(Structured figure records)
START

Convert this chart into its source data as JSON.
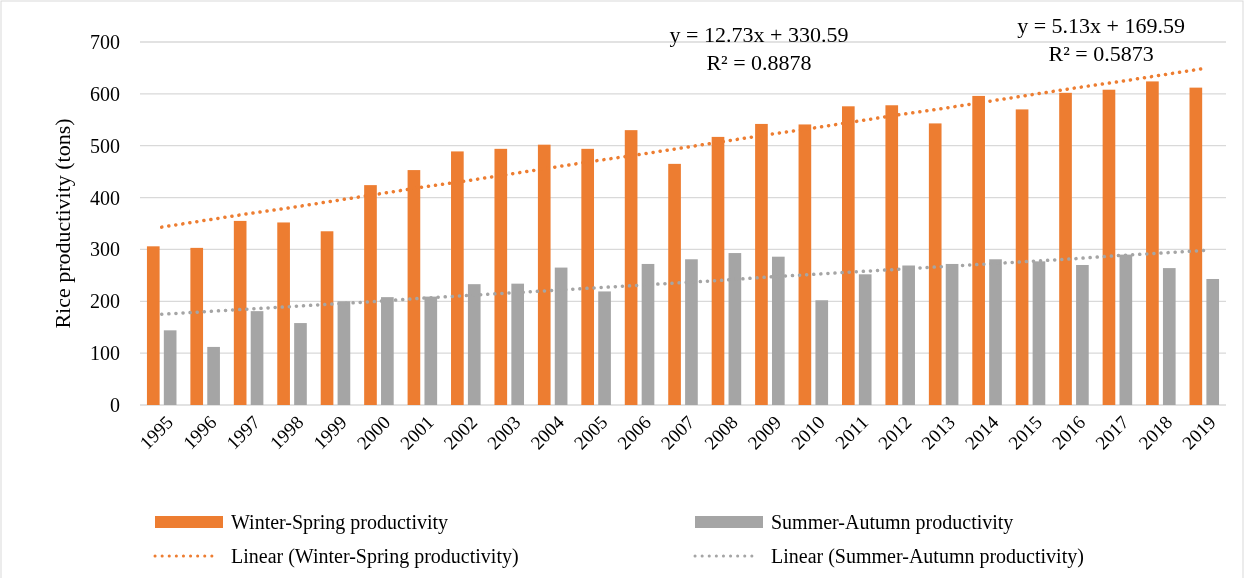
{
  "chart_data": {
    "type": "bar",
    "ylabel": "Rice productivity (tons)",
    "categories": [
      "1995",
      "1996",
      "1997",
      "1998",
      "1999",
      "2000",
      "2001",
      "2002",
      "2003",
      "2004",
      "2005",
      "2006",
      "2007",
      "2008",
      "2009",
      "2010",
      "2011",
      "2012",
      "2013",
      "2014",
      "2015",
      "2016",
      "2017",
      "2018",
      "2019"
    ],
    "series": [
      {
        "name": "Winter-Spring productivity",
        "color": "#ed7d31",
        "values": [
          306,
          303,
          355,
          352,
          335,
          424,
          453,
          489,
          494,
          502,
          494,
          530,
          465,
          517,
          542,
          541,
          576,
          578,
          543,
          596,
          570,
          602,
          608,
          624,
          612
        ]
      },
      {
        "name": "Summer-Autumn productivity",
        "color": "#a5a5a5",
        "values": [
          144,
          112,
          181,
          158,
          200,
          208,
          209,
          233,
          234,
          265,
          219,
          272,
          281,
          293,
          286,
          202,
          252,
          269,
          272,
          281,
          277,
          270,
          290,
          264,
          243
        ]
      },
      {
        "name": "Linear (Winter-Spring productivity)",
        "type": "line",
        "line_style": "dotted",
        "color": "#ed7d31",
        "values": [
          343,
          356,
          369,
          381,
          394,
          407,
          420,
          432,
          445,
          458,
          471,
          483,
          496,
          509,
          522,
          534,
          547,
          560,
          572,
          585,
          598,
          611,
          623,
          636,
          649
        ]
      },
      {
        "name": "Linear (Summer-Autumn productivity)",
        "type": "line",
        "line_style": "dotted",
        "color": "#a5a5a5",
        "values": [
          175,
          180,
          185,
          190,
          195,
          200,
          206,
          211,
          216,
          221,
          226,
          231,
          236,
          241,
          247,
          252,
          257,
          262,
          267,
          272,
          277,
          282,
          288,
          293,
          298
        ]
      }
    ],
    "annotations": [
      "y = 12.73x + 330.59\nR² = 0.8878",
      "y = 5.13x + 169.59\nR² = 0.5873"
    ],
    "ylim": [
      0,
      700
    ],
    "yticks": [
      0,
      100,
      200,
      300,
      400,
      500,
      600,
      700
    ],
    "grid": "y",
    "legend": "bottom"
  }
}
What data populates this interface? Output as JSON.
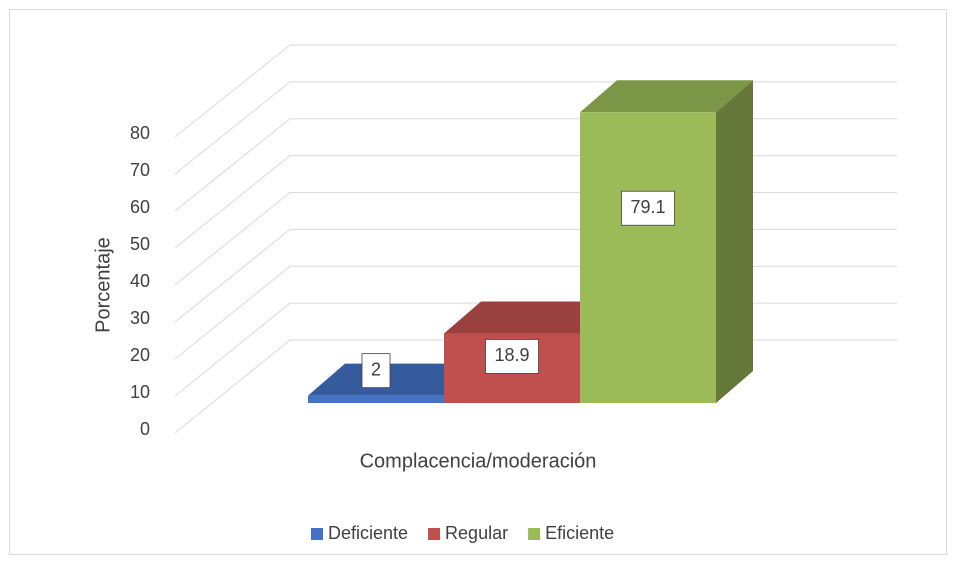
{
  "chart_data": {
    "type": "bar3d",
    "ylabel": "Porcentaje",
    "categories": [
      "Complacencia/moderación"
    ],
    "series": [
      {
        "name": "Deficiente",
        "color": "#4472c4",
        "values": [
          2
        ]
      },
      {
        "name": "Regular",
        "color": "#c0504d",
        "values": [
          18.9
        ]
      },
      {
        "name": "Eficiente",
        "color": "#9bbb59",
        "values": [
          79.1
        ]
      }
    ],
    "ylim": [
      0,
      80
    ],
    "yticks": [
      0,
      10,
      20,
      30,
      40,
      50,
      60,
      70,
      80
    ],
    "grid": true,
    "legend": "bottom"
  }
}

END

• TO BE DONE: Reproduce each record above by retyping it exactly; omit all images.

• OUTPUT OF THE EXERCISE:
Convert this chart into its source data as JSON.
{
  "chart_data": {
    "type": "bar",
    "ylabel": "Rice productivity (tons)",
    "categories": [
      "1995",
      "1996",
      "1997",
      "1998",
      "1999",
      "2000",
      "2001",
      "2002",
      "2003",
      "2004",
      "2005",
      "2006",
      "2007",
      "2008",
      "2009",
      "2010",
      "2011",
      "2012",
      "2013",
      "2014",
      "2015",
      "2016",
      "2017",
      "2018",
      "2019"
    ],
    "series": [
      {
        "name": "Winter-Spring productivity",
        "color": "#ed7d31",
        "values": [
          306,
          303,
          355,
          352,
          335,
          424,
          453,
          489,
          494,
          502,
          494,
          530,
          465,
          517,
          542,
          541,
          576,
          578,
          543,
          596,
          570,
          602,
          608,
          624,
          612
        ]
      },
      {
        "name": "Summer-Autumn productivity",
        "color": "#a5a5a5",
        "values": [
          144,
          112,
          181,
          158,
          200,
          208,
          209,
          233,
          234,
          265,
          219,
          272,
          281,
          293,
          286,
          202,
          252,
          269,
          272,
          281,
          277,
          270,
          290,
          264,
          243
        ]
      },
      {
        "name": "Linear (Winter-Spring productivity)",
        "type": "line",
        "line_style": "dotted",
        "color": "#ed7d31",
        "values": [
          343,
          356,
          369,
          381,
          394,
          407,
          420,
          432,
          445,
          458,
          471,
          483,
          496,
          509,
          522,
          534,
          547,
          560,
          572,
          585,
          598,
          611,
          623,
          636,
          649
        ]
      },
      {
        "name": "Linear (Summer-Autumn productivity)",
        "type": "line",
        "line_style": "dotted",
        "color": "#a5a5a5",
        "values": [
          175,
          180,
          185,
          190,
          195,
          200,
          206,
          211,
          216,
          221,
          226,
          231,
          236,
          241,
          247,
          252,
          257,
          262,
          267,
          272,
          277,
          282,
          288,
          293,
          298
        ]
      }
    ],
    "annotations": [
      "y = 12.73x + 330.59\nR² = 0.8878",
      "y = 5.13x + 169.59\nR² = 0.5873"
    ],
    "ylim": [
      0,
      700
    ],
    "yticks": [
      0,
      100,
      200,
      300,
      400,
      500,
      600,
      700
    ],
    "grid": "y",
    "legend": "bottom"
  }
}
What data populates this interface? Output as JSON.
{
  "chart_data": {
    "type": "bar3d",
    "ylabel": "Porcentaje",
    "categories": [
      "Complacencia/moderación"
    ],
    "series": [
      {
        "name": "Deficiente",
        "color": "#4472c4",
        "values": [
          2
        ]
      },
      {
        "name": "Regular",
        "color": "#c0504d",
        "values": [
          18.9
        ]
      },
      {
        "name": "Eficiente",
        "color": "#9bbb59",
        "values": [
          79.1
        ]
      }
    ],
    "ylim": [
      0,
      80
    ],
    "yticks": [
      0,
      10,
      20,
      30,
      40,
      50,
      60,
      70,
      80
    ],
    "grid": true,
    "legend": "bottom"
  }
}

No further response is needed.